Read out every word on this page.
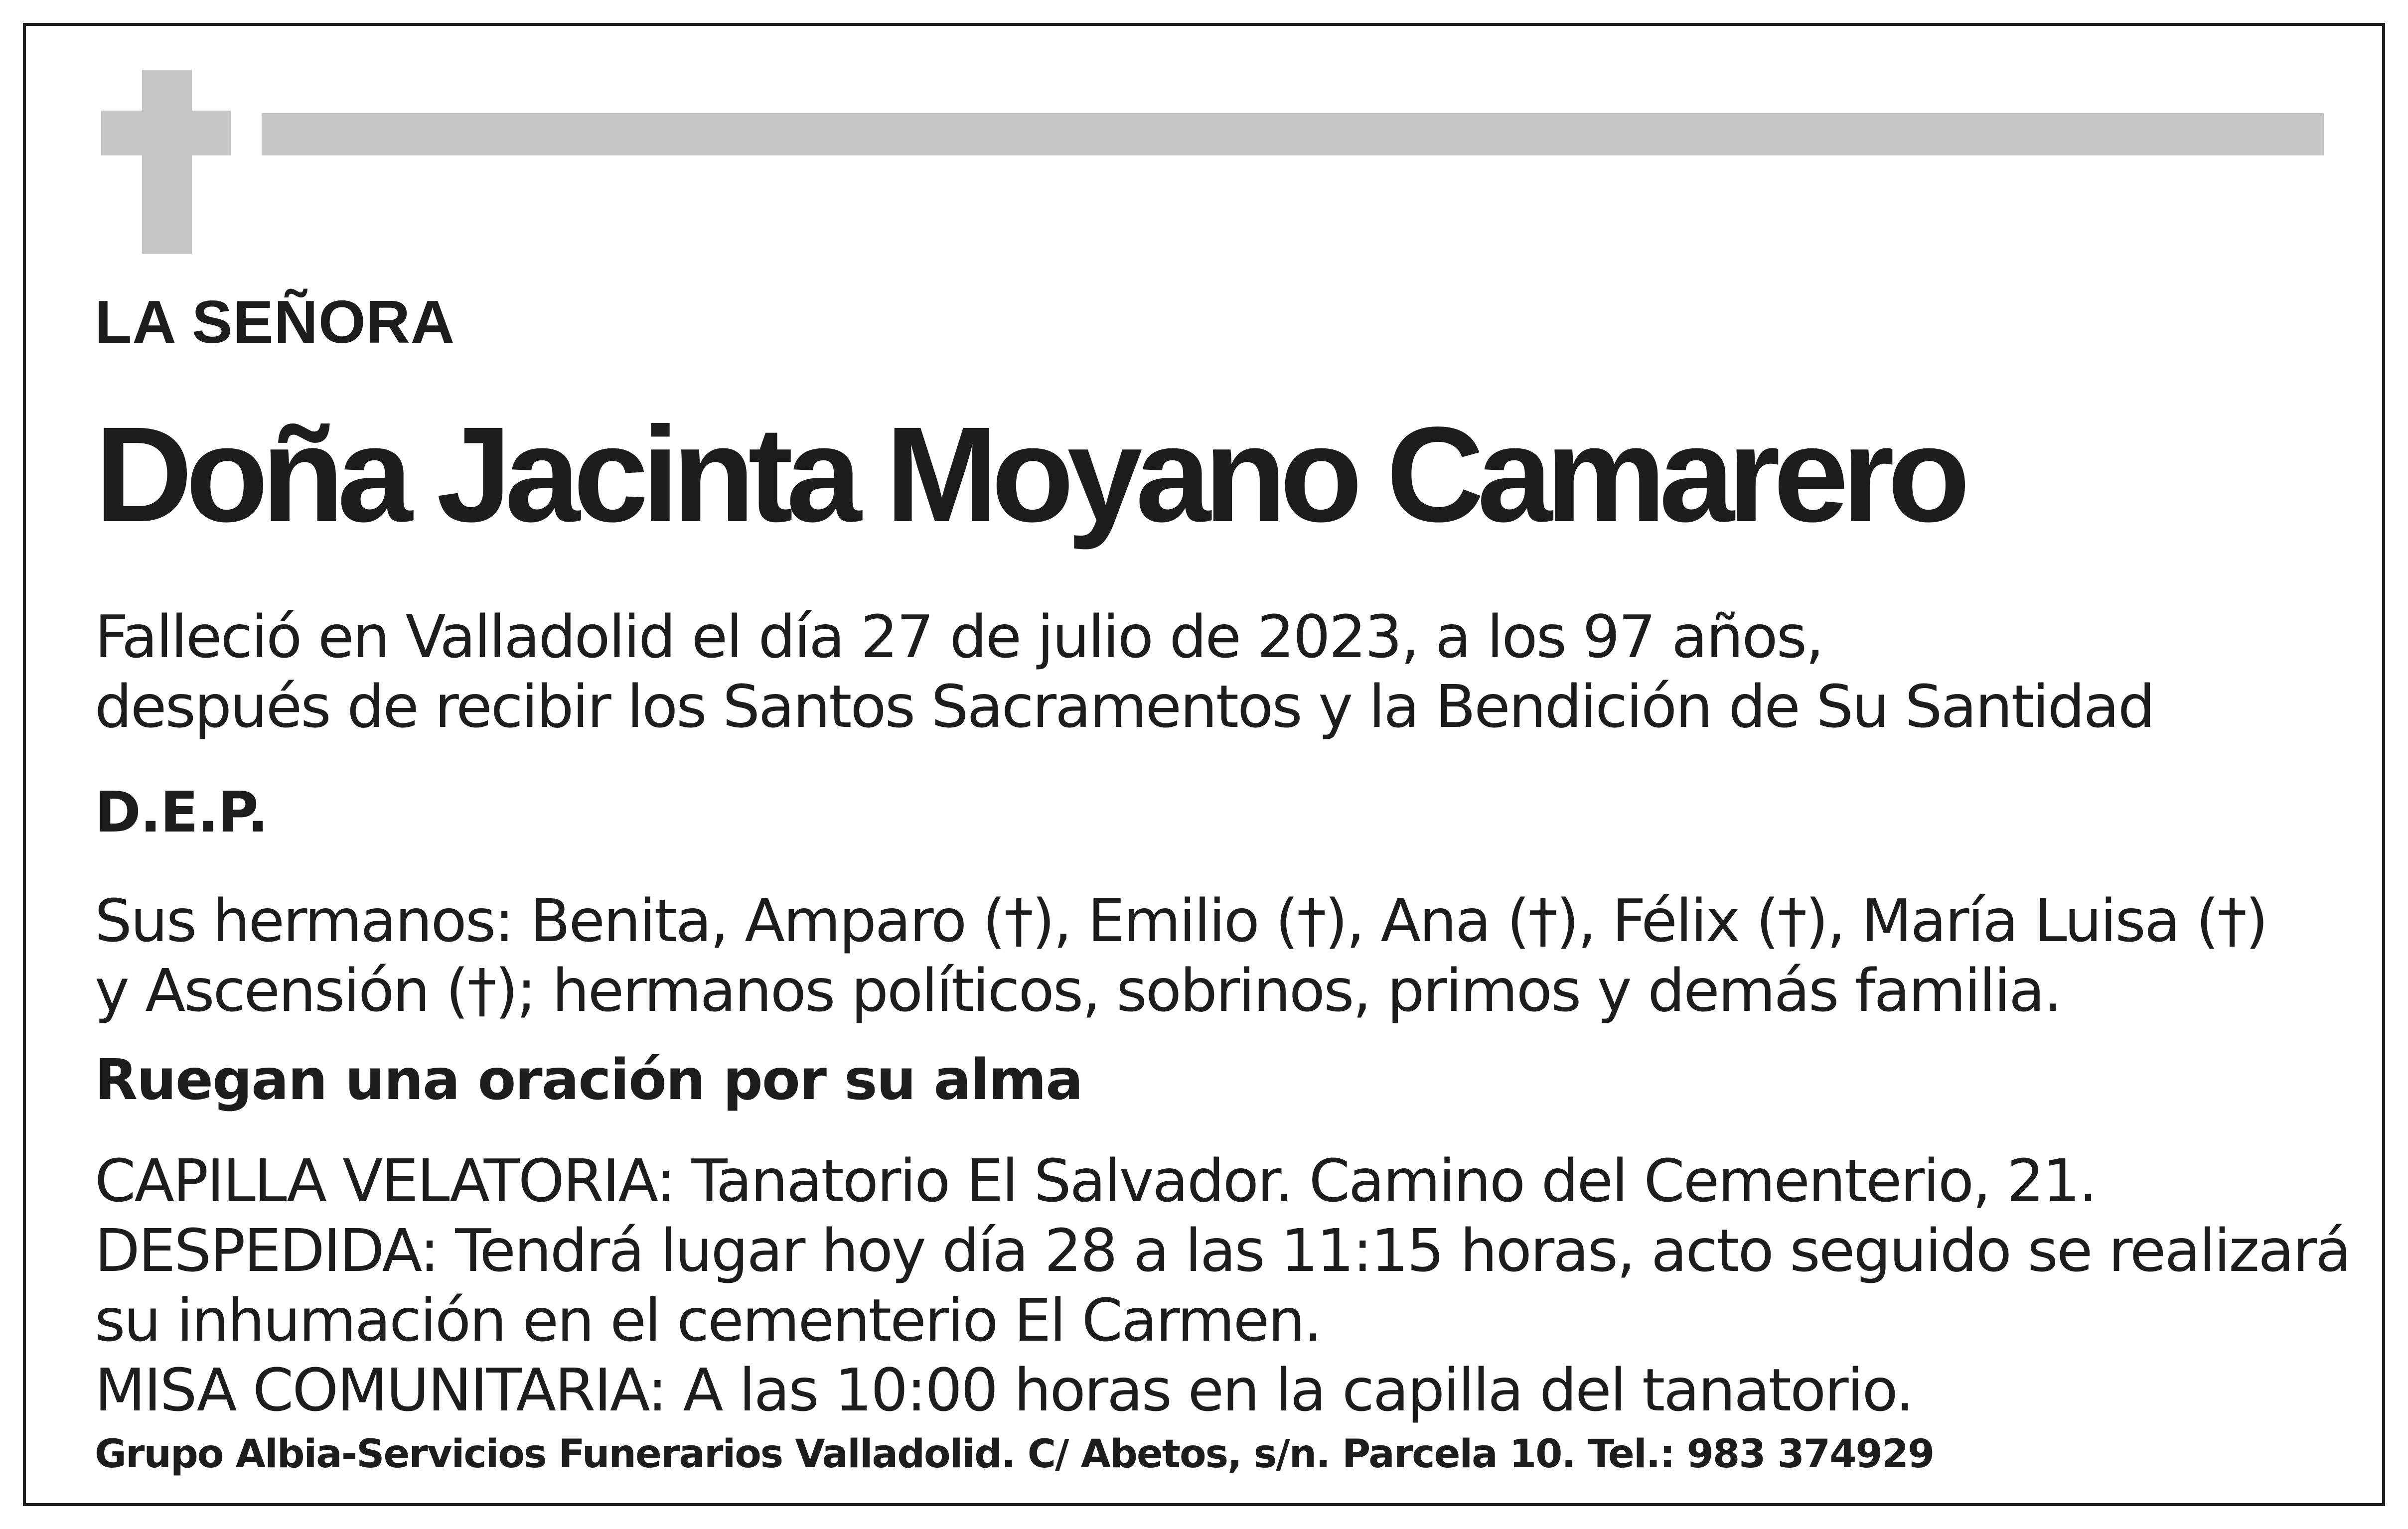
LA SEÑORA
Doña Jacinta Moyano Camarero
Falleció en Valladolid el día 27 de julio de 2023, a los 97 años,
después de recibir los Santos Sacramentos y la Bendición de Su Santidad
D.E.P.
Sus hermanos: Benita, Amparo (†), Emilio (†), Ana (†), Félix (†), María Luisa (†)
y Ascensión (†); hermanos políticos, sobrinos, primos y demás familia.
Ruegan una oración por su alma
CAPILLA VELATORIA: Tanatorio El Salvador. Camino del Cementerio, 21.
DESPEDIDA: Tendrá lugar hoy día 28 a las 11:15 horas, acto seguido se realizará
su inhumación en el cementerio El Carmen.
MISA COMUNITARIA: A las 10:00 horas en la capilla del tanatorio.
Grupo Albia-Servicios Funerarios Valladolid. C/ Abetos, s/n. Parcela 10. Tel.: 983 374929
_ _ _ _ _ _ _
■ GIVEN PROBLEM ■
Show every line of the listing in which the string "hermanos" can be found.

■ RESULT OF THIS TASK ■
Sus hermanos: Benita, Amparo (†), Emilio (†), Ana (†), Félix (†), María Luisa (†)
y Ascensión (†); hermanos políticos, sobrinos, primos y demás familia.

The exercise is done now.